***** INFORMATION SUPPLIED
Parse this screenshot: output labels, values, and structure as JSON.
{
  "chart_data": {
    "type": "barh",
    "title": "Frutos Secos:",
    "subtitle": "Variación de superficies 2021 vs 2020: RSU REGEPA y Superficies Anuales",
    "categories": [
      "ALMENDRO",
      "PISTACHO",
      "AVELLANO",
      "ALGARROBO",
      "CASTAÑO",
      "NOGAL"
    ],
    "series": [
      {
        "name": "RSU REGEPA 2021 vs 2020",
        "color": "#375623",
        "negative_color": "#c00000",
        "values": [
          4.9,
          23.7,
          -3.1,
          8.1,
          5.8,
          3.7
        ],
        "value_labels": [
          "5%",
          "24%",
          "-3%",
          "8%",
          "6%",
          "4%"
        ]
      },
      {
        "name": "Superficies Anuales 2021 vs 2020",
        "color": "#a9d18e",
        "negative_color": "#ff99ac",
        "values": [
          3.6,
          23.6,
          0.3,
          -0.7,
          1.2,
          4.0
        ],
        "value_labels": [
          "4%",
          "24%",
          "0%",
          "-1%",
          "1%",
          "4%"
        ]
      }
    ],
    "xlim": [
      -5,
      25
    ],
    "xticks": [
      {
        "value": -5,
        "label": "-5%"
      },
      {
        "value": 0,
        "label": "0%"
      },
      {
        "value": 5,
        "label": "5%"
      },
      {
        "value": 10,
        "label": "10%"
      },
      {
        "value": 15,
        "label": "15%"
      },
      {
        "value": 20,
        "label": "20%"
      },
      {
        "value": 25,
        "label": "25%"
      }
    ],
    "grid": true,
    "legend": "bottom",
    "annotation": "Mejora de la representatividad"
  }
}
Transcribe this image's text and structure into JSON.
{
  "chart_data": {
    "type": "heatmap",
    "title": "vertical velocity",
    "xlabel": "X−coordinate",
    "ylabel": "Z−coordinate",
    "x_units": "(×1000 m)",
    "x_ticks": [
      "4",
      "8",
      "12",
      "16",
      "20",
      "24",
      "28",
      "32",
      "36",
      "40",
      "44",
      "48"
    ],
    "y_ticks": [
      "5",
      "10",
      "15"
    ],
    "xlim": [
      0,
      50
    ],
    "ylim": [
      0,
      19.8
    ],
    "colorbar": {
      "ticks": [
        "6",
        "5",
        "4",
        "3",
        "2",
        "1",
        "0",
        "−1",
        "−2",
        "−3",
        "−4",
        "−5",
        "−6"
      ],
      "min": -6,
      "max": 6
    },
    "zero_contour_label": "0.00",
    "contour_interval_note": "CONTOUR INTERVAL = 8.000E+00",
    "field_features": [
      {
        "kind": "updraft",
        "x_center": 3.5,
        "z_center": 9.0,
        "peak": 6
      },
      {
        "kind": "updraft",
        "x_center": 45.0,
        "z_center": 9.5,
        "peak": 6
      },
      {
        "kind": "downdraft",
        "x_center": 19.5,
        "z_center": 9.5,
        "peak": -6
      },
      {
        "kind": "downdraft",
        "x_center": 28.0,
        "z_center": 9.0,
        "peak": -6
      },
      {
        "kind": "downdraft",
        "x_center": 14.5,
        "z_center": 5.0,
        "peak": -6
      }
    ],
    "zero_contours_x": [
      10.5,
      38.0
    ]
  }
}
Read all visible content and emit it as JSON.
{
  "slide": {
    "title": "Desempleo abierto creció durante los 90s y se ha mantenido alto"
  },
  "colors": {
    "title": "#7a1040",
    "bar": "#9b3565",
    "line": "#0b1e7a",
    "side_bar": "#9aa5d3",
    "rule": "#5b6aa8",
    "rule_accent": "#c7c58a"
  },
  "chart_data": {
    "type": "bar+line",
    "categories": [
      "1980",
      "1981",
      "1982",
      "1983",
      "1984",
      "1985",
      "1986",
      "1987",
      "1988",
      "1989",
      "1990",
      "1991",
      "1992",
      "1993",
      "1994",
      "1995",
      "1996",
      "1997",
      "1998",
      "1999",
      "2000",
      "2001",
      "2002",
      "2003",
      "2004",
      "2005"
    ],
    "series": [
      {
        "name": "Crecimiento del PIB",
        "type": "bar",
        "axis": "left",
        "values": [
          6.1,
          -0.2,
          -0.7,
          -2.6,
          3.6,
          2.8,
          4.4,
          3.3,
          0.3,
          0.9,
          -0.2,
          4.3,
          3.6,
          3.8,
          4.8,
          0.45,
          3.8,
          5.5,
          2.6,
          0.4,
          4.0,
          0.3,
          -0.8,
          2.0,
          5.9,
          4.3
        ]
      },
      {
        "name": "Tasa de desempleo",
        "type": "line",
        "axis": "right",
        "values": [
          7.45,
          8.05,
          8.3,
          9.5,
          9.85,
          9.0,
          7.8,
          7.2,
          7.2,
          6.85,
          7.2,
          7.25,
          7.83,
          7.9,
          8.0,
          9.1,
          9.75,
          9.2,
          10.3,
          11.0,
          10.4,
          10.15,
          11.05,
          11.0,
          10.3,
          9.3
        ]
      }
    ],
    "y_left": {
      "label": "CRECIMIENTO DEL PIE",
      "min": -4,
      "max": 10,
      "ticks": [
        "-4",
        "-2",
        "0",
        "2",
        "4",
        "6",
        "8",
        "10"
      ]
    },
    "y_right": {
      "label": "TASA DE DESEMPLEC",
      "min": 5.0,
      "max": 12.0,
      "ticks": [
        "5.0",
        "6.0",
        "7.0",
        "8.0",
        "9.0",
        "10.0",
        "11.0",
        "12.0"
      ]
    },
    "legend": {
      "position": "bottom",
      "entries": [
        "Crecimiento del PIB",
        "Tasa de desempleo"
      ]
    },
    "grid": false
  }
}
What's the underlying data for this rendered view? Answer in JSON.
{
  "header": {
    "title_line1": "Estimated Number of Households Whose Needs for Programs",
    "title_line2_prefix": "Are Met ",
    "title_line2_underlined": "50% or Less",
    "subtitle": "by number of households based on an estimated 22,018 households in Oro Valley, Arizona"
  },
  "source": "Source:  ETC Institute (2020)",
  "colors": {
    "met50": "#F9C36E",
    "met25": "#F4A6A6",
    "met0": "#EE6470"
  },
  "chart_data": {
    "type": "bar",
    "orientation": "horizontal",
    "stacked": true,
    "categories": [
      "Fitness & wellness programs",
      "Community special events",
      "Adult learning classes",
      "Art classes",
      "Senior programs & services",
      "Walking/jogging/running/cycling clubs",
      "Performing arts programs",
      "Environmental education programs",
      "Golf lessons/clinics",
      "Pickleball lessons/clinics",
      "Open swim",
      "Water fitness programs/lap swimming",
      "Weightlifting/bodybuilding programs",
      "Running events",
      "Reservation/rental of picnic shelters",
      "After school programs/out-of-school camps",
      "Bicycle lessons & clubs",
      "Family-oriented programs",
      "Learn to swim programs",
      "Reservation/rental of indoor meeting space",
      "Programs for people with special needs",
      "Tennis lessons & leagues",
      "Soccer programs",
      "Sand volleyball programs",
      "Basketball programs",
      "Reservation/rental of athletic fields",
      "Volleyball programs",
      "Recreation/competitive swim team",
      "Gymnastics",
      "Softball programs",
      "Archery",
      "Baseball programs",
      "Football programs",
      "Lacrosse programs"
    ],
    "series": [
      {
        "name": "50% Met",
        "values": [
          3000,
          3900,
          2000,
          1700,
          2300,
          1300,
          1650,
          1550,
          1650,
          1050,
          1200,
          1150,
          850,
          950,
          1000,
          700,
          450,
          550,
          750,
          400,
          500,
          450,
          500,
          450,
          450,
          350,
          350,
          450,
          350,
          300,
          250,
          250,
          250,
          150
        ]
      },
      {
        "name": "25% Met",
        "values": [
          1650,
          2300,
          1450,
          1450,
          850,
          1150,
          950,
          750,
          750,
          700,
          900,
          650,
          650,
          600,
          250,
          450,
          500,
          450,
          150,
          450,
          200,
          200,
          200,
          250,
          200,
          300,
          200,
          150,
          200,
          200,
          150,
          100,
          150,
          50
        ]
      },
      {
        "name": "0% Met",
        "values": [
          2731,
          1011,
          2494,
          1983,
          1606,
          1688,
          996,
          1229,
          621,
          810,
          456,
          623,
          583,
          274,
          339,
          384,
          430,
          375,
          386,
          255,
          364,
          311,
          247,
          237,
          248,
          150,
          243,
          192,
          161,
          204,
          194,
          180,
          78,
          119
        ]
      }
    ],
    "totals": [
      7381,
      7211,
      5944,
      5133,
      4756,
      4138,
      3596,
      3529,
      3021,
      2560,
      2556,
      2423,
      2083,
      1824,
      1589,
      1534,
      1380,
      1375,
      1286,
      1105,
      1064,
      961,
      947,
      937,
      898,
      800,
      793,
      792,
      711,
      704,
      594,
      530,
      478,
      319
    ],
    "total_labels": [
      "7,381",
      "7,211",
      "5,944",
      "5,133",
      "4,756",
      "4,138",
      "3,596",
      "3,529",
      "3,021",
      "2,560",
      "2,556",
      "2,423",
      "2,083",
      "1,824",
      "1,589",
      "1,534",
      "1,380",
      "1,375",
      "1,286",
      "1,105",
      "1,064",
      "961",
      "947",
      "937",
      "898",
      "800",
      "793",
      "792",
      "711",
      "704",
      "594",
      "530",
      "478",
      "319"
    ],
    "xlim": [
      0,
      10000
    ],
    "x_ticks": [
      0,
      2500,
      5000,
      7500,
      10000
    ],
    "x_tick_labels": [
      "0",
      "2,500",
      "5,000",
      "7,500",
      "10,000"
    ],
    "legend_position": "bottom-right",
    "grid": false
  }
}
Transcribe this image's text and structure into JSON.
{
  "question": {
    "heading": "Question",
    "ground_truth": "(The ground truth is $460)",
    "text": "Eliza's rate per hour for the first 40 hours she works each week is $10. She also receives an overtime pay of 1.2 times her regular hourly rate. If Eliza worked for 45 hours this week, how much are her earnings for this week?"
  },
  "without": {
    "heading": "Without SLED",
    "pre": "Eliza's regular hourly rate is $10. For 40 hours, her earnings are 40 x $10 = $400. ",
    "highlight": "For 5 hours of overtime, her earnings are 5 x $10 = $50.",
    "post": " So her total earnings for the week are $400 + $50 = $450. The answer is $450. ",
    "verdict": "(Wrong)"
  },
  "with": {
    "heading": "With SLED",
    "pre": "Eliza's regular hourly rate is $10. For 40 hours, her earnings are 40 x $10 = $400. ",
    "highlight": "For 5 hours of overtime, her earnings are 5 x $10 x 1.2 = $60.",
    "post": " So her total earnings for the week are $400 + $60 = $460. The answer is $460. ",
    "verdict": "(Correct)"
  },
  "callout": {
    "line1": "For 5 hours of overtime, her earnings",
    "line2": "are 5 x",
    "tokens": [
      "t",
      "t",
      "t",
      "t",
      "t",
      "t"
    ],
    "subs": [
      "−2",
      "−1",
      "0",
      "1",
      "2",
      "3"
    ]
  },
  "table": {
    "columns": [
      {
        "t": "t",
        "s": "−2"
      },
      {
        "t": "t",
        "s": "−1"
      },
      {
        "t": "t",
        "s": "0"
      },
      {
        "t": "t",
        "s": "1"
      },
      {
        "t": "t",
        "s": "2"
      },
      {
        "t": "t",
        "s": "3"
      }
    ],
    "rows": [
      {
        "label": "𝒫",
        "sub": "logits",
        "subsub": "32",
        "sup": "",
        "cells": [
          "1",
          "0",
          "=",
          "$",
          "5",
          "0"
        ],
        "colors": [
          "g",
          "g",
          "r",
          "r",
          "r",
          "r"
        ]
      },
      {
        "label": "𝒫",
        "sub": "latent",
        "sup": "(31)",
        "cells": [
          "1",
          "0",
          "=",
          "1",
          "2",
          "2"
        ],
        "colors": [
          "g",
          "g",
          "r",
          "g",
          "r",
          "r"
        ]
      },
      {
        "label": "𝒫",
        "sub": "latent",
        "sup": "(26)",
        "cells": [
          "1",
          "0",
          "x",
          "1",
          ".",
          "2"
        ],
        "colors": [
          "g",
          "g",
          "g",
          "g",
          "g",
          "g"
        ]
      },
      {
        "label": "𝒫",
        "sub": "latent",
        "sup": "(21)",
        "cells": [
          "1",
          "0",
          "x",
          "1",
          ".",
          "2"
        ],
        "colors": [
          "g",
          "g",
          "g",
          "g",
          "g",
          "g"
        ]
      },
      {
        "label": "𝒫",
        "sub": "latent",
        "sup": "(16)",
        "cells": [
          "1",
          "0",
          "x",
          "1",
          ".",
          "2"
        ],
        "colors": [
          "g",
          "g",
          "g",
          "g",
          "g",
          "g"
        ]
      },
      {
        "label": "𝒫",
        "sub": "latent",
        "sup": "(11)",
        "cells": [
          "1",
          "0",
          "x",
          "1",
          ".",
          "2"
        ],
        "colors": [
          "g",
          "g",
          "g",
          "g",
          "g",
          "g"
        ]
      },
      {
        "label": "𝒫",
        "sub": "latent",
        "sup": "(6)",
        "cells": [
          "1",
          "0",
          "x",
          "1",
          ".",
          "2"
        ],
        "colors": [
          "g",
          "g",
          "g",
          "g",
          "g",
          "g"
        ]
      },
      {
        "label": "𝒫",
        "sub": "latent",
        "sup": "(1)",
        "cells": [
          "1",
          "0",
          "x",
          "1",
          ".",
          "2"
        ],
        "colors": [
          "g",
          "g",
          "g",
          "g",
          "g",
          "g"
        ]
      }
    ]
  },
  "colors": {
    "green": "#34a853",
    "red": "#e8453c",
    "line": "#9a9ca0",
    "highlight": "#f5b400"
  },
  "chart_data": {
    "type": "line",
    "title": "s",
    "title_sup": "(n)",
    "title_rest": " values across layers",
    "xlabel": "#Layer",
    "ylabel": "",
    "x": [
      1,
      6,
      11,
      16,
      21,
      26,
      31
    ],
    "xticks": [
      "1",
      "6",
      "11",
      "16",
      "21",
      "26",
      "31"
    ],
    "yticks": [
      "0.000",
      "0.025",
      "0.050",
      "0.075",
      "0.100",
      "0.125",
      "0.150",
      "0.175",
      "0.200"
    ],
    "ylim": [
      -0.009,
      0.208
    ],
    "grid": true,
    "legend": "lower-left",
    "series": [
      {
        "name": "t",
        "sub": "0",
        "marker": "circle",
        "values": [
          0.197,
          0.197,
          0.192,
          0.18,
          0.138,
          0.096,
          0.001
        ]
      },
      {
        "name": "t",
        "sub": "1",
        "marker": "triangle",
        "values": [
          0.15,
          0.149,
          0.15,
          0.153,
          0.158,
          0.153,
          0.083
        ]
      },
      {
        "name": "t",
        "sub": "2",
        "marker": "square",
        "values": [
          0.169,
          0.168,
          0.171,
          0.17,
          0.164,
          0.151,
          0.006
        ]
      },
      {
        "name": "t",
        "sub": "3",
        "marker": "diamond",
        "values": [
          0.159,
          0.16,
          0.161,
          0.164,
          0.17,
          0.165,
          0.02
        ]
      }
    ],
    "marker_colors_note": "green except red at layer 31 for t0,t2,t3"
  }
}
**********
— TASK GOAL —
Some lines of the data above may hold the word "heading"; report how many do, and nothing else.

— OUTPUT OF THE EXERCISE —
3